Records for this task:
»»

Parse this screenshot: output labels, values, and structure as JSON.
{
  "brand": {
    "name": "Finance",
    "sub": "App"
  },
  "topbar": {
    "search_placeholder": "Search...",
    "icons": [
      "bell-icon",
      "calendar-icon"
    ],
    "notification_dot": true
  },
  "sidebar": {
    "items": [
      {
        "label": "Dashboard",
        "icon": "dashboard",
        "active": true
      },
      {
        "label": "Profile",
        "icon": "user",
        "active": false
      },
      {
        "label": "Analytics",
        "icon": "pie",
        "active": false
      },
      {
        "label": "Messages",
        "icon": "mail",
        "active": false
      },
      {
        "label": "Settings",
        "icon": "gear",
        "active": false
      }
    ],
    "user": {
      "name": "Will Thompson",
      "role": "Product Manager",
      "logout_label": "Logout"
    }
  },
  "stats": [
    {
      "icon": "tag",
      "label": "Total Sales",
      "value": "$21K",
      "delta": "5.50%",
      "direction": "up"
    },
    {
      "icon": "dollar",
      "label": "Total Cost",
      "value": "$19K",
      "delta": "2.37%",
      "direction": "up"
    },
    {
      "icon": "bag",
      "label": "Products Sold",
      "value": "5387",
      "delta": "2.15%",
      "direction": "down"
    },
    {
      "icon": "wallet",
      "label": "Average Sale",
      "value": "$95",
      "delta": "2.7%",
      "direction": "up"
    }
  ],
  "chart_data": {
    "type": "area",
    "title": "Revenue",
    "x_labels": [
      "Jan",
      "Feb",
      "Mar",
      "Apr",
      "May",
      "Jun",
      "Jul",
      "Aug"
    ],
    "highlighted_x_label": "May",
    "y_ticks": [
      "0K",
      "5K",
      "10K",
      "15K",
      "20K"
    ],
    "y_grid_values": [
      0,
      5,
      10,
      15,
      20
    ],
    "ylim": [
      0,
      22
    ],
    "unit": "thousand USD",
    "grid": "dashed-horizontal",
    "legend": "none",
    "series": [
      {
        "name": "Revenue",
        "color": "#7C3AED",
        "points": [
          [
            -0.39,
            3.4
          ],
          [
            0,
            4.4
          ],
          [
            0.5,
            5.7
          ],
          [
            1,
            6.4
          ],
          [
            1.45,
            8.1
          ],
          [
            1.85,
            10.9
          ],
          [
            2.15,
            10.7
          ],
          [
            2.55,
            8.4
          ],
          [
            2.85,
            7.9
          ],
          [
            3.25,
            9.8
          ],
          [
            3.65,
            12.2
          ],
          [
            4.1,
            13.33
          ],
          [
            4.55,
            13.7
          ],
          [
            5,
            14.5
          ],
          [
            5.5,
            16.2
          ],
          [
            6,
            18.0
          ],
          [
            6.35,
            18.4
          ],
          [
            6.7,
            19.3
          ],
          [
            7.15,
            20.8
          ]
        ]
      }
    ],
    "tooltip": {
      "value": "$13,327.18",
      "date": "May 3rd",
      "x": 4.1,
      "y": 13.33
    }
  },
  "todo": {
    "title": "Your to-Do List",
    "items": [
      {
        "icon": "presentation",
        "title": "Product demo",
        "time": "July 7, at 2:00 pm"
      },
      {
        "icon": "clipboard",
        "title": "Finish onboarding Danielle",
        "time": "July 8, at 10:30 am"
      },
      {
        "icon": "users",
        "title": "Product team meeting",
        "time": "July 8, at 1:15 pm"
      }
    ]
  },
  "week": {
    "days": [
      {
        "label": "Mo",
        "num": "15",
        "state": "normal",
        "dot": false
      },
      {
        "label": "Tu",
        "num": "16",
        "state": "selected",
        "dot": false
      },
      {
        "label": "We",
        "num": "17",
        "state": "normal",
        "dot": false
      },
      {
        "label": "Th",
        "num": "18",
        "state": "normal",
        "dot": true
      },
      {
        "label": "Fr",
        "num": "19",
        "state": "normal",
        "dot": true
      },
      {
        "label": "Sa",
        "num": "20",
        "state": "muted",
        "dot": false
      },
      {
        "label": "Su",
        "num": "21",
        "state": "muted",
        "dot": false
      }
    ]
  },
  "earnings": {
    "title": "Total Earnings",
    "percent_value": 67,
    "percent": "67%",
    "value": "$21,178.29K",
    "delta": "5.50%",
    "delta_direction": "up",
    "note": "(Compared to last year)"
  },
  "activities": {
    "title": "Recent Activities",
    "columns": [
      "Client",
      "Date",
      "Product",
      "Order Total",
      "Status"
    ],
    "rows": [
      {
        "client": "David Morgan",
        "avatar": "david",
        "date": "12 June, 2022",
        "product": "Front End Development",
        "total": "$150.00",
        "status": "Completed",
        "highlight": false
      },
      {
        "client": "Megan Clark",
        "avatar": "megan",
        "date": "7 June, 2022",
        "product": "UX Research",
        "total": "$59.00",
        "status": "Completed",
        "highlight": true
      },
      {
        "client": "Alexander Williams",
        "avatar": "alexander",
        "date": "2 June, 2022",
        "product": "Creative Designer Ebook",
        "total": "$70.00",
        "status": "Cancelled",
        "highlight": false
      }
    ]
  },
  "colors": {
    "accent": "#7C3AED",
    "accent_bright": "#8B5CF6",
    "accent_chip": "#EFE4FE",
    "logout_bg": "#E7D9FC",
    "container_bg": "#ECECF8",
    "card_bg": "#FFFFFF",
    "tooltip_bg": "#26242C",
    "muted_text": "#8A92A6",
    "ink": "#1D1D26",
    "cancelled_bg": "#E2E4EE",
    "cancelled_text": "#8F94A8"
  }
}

««

Aim of the exercise: Gather each line holding the string "title".

Full solution:
    "title": "Revenue",
    "title": "Your to-Do List",
        "title": "Product demo",
        "title": "Finish onboarding Danielle",
        "title": "Product team meeting",
    "title": "Total Earnings",
    "title": "Recent Activities",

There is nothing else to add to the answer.